(Figure record listings)
----
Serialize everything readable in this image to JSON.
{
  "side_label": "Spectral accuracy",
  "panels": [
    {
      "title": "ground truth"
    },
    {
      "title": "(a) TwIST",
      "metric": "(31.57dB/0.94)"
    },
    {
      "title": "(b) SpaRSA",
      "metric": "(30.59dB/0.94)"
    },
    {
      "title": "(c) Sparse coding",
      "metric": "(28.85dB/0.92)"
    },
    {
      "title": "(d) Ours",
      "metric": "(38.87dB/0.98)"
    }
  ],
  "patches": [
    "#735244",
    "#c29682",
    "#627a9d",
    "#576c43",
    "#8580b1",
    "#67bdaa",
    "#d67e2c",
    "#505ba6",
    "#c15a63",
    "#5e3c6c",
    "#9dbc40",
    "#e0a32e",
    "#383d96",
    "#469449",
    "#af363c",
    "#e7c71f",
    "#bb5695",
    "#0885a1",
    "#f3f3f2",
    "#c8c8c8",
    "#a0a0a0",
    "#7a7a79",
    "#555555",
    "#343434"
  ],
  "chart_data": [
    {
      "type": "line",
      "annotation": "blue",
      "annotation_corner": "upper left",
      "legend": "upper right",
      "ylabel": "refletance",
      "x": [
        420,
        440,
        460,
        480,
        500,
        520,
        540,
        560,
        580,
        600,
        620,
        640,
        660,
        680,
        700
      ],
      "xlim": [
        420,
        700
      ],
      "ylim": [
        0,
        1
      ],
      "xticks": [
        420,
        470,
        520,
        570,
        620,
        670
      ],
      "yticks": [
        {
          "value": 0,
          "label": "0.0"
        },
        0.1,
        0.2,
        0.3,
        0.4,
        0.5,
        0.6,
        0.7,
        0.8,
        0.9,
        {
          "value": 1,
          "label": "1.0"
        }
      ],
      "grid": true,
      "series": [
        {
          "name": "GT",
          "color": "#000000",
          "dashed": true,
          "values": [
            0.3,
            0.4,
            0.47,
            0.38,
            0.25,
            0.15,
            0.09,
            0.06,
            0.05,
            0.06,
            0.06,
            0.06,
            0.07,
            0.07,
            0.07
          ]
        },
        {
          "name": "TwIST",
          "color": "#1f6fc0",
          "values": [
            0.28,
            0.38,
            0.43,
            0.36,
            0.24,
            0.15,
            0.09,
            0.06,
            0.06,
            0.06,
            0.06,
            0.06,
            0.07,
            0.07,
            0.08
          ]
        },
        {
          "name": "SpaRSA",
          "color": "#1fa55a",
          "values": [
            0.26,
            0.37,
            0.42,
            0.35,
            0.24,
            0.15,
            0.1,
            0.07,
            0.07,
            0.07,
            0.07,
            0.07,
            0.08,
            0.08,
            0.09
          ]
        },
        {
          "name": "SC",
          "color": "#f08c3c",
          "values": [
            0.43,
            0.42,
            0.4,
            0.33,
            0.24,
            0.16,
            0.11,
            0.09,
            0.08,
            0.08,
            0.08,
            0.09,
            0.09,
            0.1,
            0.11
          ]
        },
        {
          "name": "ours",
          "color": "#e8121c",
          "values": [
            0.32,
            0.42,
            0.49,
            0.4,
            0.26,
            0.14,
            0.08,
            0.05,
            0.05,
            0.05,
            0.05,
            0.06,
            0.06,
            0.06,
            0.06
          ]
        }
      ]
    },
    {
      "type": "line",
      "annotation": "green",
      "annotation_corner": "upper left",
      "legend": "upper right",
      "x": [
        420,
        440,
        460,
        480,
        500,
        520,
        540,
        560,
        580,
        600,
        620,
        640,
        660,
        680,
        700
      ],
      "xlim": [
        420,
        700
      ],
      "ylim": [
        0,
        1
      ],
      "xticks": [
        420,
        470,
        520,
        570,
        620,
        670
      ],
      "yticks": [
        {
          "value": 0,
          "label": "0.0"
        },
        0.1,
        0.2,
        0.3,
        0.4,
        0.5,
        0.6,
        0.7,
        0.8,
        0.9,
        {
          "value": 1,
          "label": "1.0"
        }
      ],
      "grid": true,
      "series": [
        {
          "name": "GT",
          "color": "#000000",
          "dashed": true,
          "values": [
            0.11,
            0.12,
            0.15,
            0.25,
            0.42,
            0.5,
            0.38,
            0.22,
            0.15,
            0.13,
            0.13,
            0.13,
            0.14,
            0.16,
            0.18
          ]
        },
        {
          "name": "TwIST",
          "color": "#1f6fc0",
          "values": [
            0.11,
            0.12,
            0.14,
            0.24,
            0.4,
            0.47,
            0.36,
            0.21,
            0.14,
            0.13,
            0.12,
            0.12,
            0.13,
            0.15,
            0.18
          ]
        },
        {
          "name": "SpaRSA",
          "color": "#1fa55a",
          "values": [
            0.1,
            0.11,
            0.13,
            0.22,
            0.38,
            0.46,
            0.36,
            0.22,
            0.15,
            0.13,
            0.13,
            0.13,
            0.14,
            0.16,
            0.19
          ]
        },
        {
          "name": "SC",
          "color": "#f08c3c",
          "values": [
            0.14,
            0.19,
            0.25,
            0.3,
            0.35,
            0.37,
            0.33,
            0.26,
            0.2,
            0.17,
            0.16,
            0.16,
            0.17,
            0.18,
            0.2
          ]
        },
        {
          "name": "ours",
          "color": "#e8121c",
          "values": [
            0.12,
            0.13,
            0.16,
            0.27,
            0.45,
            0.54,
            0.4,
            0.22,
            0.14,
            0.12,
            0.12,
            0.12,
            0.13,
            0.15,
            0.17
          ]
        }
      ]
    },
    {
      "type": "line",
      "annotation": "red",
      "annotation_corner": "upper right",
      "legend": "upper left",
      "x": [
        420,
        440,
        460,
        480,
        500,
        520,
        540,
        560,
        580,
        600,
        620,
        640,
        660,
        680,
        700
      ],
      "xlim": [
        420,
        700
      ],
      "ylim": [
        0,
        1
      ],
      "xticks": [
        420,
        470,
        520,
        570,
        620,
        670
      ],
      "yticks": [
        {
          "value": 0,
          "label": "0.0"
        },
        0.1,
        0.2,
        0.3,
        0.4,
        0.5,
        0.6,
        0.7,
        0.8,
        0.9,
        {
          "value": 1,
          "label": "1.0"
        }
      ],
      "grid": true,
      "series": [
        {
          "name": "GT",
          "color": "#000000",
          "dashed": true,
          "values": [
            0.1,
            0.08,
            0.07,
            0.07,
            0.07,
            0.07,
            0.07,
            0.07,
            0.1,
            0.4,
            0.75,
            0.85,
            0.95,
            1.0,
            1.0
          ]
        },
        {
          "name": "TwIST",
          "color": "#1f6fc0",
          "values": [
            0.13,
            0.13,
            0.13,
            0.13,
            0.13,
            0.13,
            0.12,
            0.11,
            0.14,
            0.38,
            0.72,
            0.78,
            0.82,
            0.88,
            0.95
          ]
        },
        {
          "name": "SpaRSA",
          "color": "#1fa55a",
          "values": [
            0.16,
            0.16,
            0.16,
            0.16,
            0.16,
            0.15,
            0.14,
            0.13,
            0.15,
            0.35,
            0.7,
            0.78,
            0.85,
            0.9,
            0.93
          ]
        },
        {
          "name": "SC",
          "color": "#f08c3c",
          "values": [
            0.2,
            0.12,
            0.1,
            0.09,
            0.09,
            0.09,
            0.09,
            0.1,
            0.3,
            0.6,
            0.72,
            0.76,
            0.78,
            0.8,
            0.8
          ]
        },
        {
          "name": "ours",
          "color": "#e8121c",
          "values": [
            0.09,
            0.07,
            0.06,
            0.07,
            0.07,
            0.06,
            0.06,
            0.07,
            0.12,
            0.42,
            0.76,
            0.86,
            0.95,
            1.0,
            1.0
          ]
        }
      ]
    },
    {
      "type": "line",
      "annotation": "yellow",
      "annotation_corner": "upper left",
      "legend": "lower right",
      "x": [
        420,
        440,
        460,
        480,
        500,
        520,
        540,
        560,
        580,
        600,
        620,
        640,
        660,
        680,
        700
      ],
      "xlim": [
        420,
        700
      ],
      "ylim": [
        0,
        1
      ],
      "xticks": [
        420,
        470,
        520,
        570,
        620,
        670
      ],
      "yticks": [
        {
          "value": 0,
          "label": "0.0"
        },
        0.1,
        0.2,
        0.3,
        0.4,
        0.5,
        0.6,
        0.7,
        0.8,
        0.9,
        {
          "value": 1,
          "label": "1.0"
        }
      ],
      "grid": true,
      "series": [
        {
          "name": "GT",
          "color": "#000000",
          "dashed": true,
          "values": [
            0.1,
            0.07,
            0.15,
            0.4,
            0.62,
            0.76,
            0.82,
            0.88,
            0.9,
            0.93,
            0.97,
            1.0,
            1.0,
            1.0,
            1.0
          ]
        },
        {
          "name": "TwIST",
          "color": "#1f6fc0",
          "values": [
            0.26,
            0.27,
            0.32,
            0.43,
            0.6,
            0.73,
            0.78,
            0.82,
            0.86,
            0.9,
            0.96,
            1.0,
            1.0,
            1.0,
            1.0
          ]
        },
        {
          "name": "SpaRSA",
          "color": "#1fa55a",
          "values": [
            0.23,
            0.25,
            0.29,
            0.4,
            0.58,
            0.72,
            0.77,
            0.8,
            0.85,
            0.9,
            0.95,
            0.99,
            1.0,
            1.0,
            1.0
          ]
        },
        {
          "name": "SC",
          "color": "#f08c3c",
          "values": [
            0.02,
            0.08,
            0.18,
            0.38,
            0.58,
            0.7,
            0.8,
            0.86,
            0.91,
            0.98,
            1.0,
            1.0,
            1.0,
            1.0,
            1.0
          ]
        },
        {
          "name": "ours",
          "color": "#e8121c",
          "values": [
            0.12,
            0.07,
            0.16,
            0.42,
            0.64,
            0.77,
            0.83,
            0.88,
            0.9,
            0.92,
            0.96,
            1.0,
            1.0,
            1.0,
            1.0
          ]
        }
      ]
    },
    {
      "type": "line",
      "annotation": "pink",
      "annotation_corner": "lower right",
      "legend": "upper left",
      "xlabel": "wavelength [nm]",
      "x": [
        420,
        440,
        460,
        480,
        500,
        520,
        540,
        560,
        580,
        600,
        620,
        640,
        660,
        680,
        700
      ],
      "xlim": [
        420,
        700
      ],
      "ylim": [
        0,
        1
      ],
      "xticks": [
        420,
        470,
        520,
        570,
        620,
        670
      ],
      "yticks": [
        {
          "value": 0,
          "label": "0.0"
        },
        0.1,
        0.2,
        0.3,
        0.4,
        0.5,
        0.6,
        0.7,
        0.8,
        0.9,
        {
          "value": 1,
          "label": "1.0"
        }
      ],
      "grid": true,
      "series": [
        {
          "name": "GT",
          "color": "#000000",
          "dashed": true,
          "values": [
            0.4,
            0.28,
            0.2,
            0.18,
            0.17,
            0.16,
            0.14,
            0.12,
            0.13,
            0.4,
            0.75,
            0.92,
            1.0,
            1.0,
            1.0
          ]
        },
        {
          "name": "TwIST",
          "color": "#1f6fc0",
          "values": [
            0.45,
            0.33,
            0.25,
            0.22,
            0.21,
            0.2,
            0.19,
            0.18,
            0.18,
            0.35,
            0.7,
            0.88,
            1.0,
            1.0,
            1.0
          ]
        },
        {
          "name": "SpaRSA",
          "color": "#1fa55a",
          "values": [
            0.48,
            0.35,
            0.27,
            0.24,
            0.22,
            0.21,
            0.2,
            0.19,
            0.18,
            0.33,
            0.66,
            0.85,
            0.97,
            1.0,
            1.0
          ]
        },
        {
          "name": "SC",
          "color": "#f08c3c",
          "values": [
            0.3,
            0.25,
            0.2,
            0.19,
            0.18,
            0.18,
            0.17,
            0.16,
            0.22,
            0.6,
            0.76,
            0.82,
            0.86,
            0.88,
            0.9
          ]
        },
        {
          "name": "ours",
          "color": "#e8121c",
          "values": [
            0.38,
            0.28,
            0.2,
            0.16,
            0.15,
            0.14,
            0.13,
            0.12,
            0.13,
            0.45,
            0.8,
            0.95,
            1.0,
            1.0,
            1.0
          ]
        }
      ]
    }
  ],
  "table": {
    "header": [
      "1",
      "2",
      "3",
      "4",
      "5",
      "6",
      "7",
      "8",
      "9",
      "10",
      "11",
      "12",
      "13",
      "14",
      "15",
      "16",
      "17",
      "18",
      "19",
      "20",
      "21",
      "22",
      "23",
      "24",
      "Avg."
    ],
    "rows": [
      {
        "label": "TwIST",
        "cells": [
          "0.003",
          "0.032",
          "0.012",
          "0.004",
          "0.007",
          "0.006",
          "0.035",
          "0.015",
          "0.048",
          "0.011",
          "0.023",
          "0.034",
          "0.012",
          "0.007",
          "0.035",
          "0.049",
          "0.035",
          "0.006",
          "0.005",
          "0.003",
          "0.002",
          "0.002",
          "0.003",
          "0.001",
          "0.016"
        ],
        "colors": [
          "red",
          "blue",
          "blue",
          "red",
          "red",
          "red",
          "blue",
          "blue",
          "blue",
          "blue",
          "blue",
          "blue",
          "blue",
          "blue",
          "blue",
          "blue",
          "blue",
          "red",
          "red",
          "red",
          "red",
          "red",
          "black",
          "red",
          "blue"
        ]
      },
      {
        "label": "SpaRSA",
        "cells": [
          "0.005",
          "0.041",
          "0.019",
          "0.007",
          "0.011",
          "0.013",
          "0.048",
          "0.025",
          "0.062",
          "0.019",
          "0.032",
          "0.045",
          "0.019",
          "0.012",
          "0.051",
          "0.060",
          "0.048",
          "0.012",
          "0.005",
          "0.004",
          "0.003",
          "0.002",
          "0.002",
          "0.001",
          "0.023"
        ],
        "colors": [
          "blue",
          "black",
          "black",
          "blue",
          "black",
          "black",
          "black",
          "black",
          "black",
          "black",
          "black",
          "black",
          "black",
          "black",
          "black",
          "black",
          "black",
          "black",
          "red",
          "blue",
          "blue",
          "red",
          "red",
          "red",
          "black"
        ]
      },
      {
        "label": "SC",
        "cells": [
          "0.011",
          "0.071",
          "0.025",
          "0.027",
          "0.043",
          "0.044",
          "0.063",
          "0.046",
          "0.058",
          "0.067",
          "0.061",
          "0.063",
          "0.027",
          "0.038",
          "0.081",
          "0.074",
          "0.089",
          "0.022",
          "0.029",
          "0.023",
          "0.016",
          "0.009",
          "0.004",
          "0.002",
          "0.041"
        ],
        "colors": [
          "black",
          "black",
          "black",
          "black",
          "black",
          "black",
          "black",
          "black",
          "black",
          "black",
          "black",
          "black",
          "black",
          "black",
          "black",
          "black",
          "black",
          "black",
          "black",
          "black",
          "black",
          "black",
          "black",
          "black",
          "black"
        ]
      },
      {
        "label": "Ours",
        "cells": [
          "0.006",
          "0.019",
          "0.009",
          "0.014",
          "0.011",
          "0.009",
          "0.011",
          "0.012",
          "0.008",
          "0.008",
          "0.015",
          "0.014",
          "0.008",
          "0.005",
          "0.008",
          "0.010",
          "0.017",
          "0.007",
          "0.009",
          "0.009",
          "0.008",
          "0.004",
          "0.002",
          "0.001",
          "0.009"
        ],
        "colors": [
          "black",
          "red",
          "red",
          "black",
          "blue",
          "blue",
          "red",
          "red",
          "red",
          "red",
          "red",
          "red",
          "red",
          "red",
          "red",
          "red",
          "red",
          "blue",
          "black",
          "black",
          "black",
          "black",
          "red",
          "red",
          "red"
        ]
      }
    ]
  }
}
----
--- Given request ---
Every line that holds the string "lower" should be returned.

--- Result of the task ---
      "legend": "lower right",
      "annotation_corner": "lower right",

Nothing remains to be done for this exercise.